• Task to complete: Find each line holding "wolno" and copy it out.

• Record excerpts:
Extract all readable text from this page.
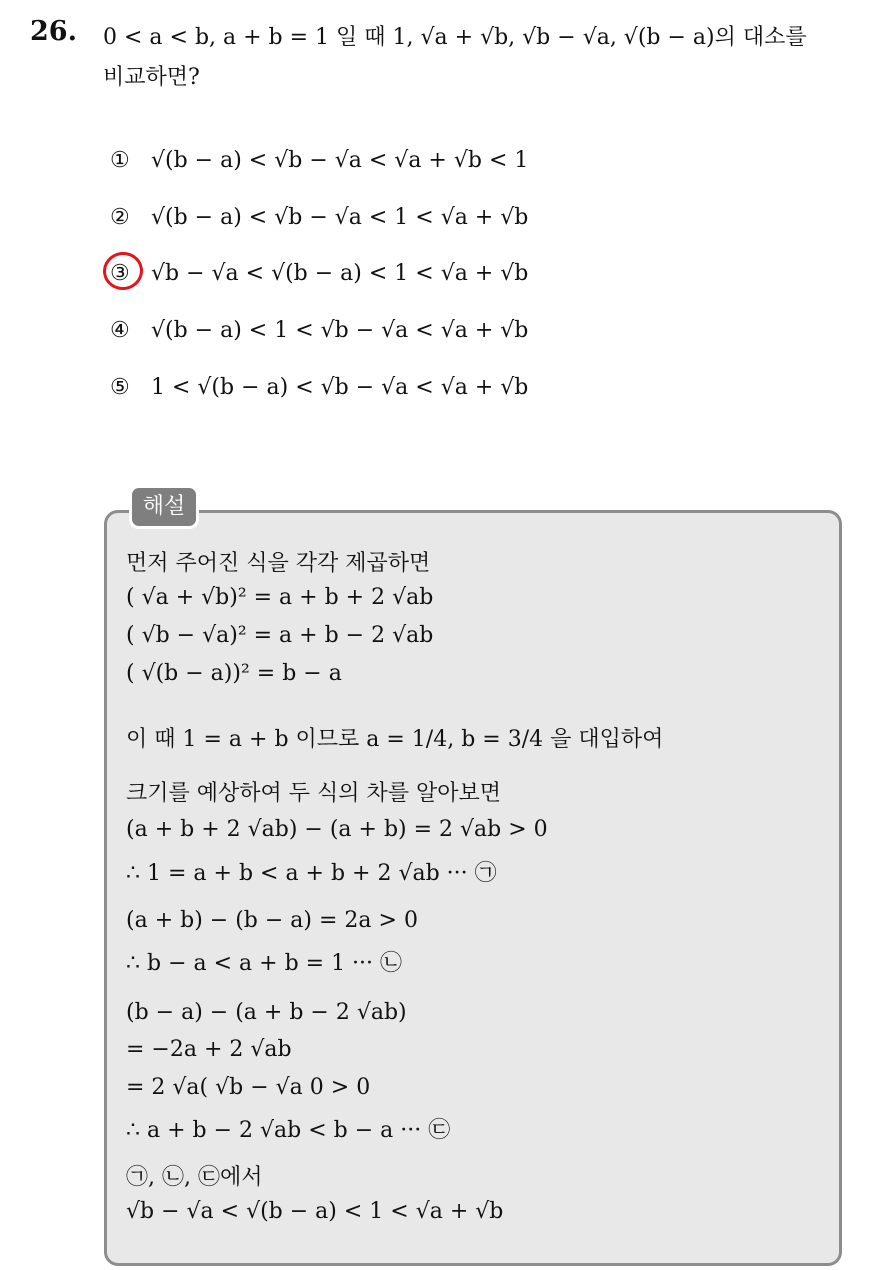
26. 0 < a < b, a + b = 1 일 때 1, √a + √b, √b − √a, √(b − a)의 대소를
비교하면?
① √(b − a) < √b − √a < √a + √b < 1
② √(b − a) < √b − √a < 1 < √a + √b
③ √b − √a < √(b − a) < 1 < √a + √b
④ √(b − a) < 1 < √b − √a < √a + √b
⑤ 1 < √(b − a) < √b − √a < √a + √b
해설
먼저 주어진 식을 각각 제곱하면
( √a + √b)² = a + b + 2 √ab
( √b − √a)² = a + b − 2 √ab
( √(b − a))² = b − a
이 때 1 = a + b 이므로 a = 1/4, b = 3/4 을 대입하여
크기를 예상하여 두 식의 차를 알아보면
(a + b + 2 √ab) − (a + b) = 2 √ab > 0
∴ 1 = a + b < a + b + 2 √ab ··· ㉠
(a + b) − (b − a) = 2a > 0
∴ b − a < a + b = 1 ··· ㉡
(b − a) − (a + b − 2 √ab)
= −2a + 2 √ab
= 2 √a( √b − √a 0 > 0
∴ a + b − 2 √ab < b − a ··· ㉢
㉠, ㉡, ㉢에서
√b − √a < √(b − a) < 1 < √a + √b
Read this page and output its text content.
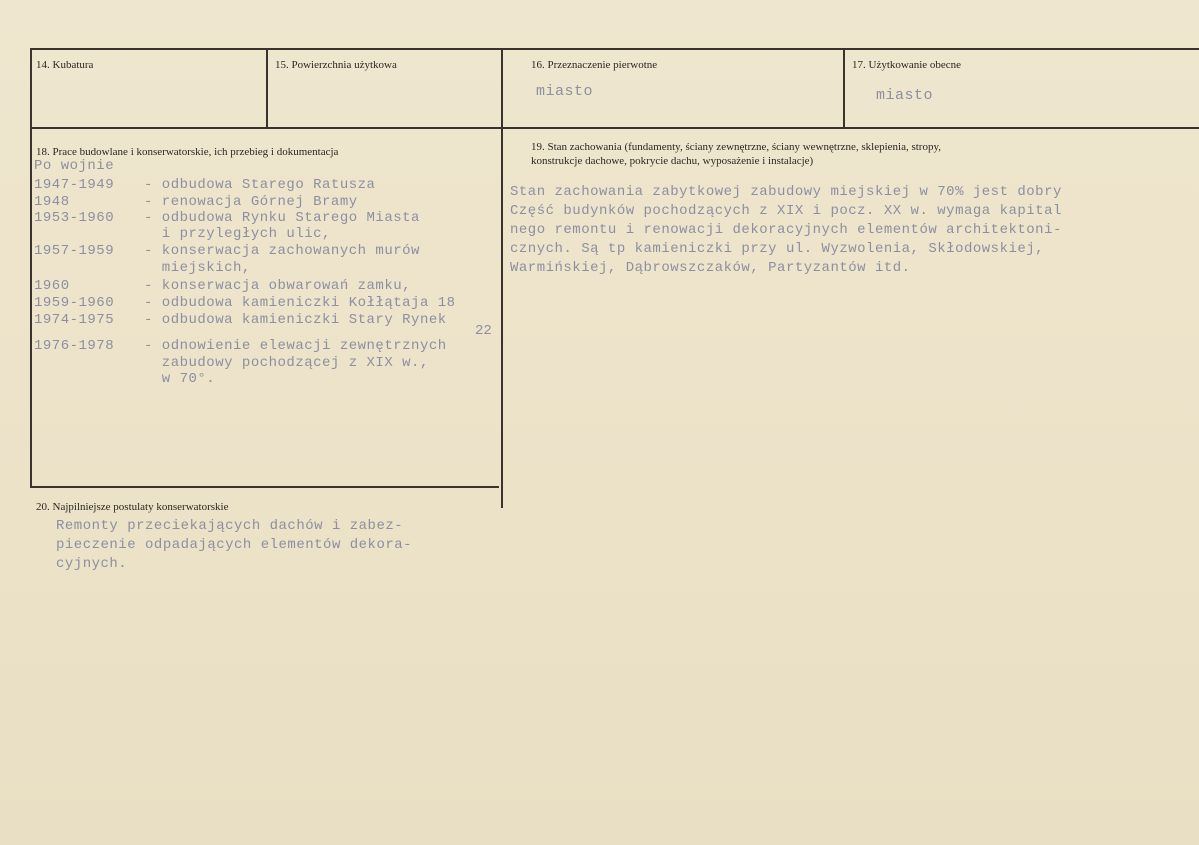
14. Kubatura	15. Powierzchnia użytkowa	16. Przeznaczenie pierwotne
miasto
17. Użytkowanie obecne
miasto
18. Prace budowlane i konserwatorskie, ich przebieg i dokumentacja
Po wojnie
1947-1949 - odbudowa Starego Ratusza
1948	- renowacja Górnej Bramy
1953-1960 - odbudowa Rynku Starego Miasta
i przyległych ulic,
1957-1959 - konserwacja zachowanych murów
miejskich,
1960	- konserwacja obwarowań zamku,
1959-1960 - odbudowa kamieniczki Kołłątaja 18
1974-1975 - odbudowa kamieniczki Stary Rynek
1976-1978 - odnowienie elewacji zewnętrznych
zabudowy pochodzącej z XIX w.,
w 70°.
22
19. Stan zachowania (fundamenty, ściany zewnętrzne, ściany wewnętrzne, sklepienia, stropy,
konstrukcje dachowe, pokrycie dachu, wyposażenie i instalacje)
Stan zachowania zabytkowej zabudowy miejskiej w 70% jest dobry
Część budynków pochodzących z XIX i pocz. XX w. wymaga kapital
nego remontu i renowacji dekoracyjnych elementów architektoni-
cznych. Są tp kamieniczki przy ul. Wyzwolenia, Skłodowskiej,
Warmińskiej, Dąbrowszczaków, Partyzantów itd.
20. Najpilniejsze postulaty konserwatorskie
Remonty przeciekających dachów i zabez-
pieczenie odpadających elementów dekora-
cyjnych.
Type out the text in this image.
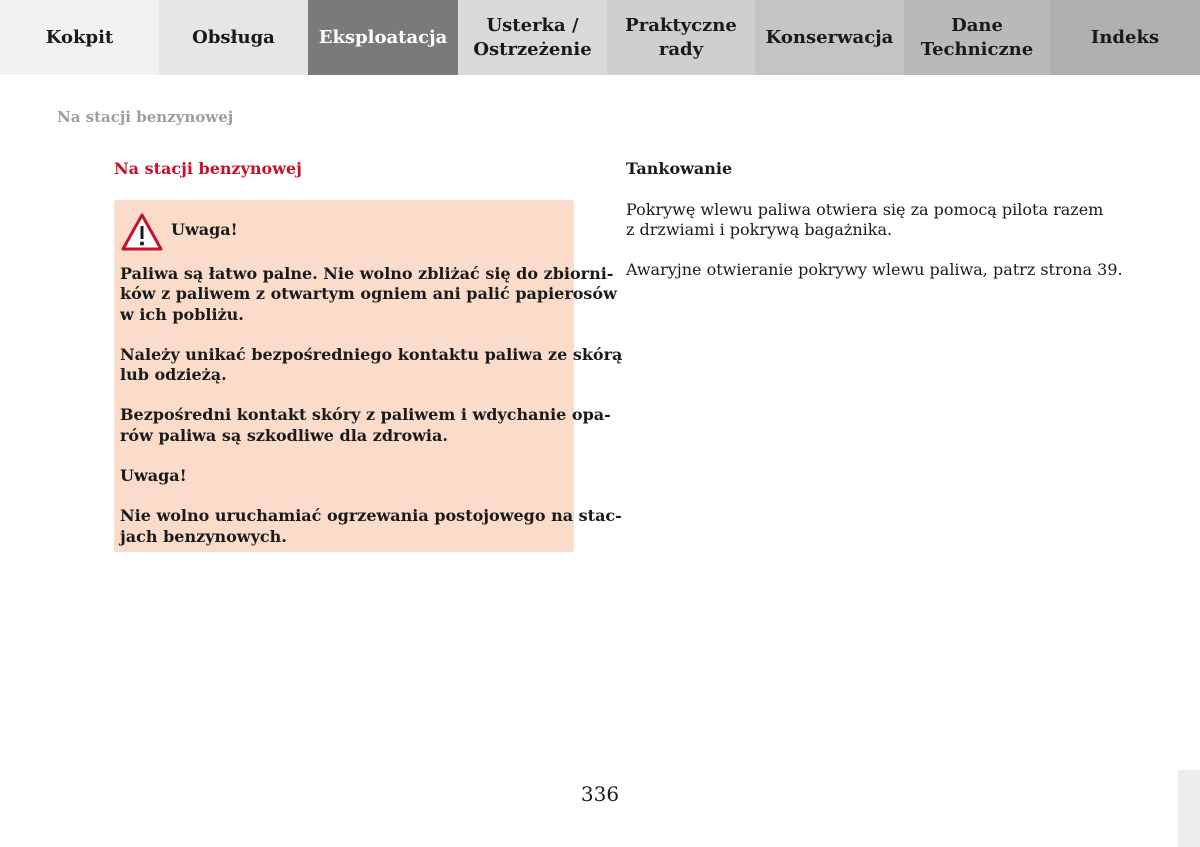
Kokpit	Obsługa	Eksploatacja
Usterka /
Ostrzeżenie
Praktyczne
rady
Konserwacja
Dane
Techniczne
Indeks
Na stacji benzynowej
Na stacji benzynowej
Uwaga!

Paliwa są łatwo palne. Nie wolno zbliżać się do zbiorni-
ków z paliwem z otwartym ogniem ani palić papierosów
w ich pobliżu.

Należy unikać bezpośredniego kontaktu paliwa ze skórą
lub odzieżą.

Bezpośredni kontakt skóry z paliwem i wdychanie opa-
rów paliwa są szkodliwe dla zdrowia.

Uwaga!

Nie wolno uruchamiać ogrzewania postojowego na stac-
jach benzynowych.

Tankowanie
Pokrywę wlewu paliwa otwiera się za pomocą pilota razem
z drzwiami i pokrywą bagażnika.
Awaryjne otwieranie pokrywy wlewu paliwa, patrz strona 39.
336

• Solution to this problem:
Paliwa są łatwo palne. Nie wolno zbliżać się do zbiorni-
Nie wolno uruchamiać ogrzewania postojowego na stac-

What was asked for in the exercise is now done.